Below is a block of records; repeat all of them exactly.
::::::::
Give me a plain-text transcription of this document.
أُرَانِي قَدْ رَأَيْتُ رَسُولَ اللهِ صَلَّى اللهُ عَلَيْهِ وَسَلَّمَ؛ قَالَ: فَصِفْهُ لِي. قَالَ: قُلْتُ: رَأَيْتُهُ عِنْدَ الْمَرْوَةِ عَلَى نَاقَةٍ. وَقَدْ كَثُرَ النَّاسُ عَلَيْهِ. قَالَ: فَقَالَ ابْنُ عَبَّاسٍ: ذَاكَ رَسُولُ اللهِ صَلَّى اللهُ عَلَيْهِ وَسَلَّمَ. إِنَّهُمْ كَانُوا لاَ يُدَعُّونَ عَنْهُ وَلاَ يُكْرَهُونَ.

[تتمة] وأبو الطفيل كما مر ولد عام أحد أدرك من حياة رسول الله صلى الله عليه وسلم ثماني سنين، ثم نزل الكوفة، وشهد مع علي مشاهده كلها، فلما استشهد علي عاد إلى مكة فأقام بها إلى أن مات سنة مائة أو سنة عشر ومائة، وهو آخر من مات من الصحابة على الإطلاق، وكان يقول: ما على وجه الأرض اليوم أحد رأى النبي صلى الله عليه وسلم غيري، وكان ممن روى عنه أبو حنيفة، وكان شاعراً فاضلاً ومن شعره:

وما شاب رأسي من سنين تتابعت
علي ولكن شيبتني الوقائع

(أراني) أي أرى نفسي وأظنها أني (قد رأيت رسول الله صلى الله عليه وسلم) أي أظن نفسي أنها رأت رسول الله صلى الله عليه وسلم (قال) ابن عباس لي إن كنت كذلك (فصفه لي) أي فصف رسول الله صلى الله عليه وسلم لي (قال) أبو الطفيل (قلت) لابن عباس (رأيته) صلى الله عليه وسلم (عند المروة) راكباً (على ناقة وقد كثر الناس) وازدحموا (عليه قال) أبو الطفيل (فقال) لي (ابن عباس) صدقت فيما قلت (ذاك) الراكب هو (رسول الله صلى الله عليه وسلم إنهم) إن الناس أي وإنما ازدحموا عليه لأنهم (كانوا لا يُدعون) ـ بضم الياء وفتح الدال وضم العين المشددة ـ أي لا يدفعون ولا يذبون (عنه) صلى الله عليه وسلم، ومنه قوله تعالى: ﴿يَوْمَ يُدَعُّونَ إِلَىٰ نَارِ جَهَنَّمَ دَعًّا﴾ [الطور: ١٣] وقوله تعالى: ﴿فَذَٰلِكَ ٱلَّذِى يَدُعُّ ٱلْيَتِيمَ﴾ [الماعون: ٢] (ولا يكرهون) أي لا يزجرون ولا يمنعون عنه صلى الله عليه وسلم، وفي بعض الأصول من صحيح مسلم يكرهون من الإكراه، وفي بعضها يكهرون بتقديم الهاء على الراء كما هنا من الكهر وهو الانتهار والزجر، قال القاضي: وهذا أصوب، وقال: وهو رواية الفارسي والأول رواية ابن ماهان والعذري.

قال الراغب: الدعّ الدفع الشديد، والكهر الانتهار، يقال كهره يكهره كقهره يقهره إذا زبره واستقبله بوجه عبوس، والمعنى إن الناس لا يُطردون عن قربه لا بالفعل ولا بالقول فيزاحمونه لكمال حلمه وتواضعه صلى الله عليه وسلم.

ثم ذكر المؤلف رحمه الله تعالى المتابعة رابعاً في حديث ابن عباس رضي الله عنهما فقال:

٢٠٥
::::::::
*EXERCISE ANSWER*:
Give me a plain-text transcription of this document.
أُرَانِي قَدْ رَأَيْتُ رَسُولَ اللهِ صَلَّى اللهُ عَلَيْهِ وَسَلَّمَ؛ قَالَ: فَصِفْهُ لِي. قَالَ: قُلْتُ: رَأَيْتُهُ عِنْدَ الْمَرْوَةِ عَلَى نَاقَةٍ. وَقَدْ كَثُرَ النَّاسُ عَلَيْهِ. قَالَ: فَقَالَ ابْنُ عَبَّاسٍ: ذَاكَ رَسُولُ اللهِ صَلَّى اللهُ عَلَيْهِ وَسَلَّمَ. إِنَّهُمْ كَانُوا لاَ يُدَعُّونَ عَنْهُ وَلاَ يُكْرَهُونَ.

[تتمة] وأبو الطفيل كما مر ولد عام أحد أدرك من حياة رسول الله صلى الله عليه وسلم ثماني سنين، ثم نزل الكوفة، وشهد مع علي مشاهده كلها، فلما استشهد علي عاد إلى مكة فأقام بها إلى أن مات سنة مائة أو سنة عشر ومائة، وهو آخر من مات من الصحابة على الإطلاق، وكان يقول: ما على وجه الأرض اليوم أحد رأى النبي صلى الله عليه وسلم غيري، وكان ممن روى عنه أبو حنيفة، وكان شاعراً فاضلاً ومن شعره:

وما شاب رأسي من سنين تتابعت
علي ولكن شيبتني الوقائع

(أراني) أي أرى نفسي وأظنها أني (قد رأيت رسول الله صلى الله عليه وسلم) أي أظن نفسي أنها رأت رسول الله صلى الله عليه وسلم (قال) ابن عباس لي إن كنت كذلك (فصفه لي) أي فصف رسول الله صلى الله عليه وسلم لي (قال) أبو الطفيل (قلت) لابن عباس (رأيته) صلى الله عليه وسلم (عند المروة) راكباً (على ناقة وقد كثر الناس) وازدحموا (عليه قال) أبو الطفيل (فقال) لي (ابن عباس) صدقت فيما قلت (ذاك) الراكب هو (رسول الله صلى الله عليه وسلم إنهم) إن الناس أي وإنما ازدحموا عليه لأنهم (كانوا لا يُدعون) ـ بضم الياء وفتح الدال وضم العين المشددة ـ أي لا يدفعون ولا يذبون (عنه) صلى الله عليه وسلم، ومنه قوله تعالى: ﴿يَوْمَ يُدَعُّونَ إِلَىٰ نَارِ جَهَنَّمَ دَعًّا﴾ [الطور: ١٣] وقوله تعالى: ﴿فَذَٰلِكَ ٱلَّذِى يَدُعُّ ٱلْيَتِيمَ﴾ [الماعون: ٢] (ولا يكرهون) أي لا يزجرون ولا يمنعون عنه صلى الله عليه وسلم، وفي بعض الأصول من صحيح مسلم يكرهون من الإكراه، وفي بعضها يكهرون بتقديم الهاء على الراء كما هنا من الكهر وهو الانتهار والزجر، قال القاضي: وهذا أصوب، وقال: وهو رواية الفارسي والأول رواية ابن ماهان والعذري.

قال الراغب: الدعّ الدفع الشديد، والكهر الانتهار، يقال كهره يكهره كقهره يقهره إذا زبره واستقبله بوجه عبوس، والمعنى إن الناس لا يُطردون عن قربه لا بالفعل ولا بالقول فيزاحمونه لكمال حلمه وتواضعه صلى الله عليه وسلم.

ثم ذكر المؤلف رحمه الله تعالى المتابعة رابعاً في حديث ابن عباس رضي الله عنهما فقال:

٢٠٥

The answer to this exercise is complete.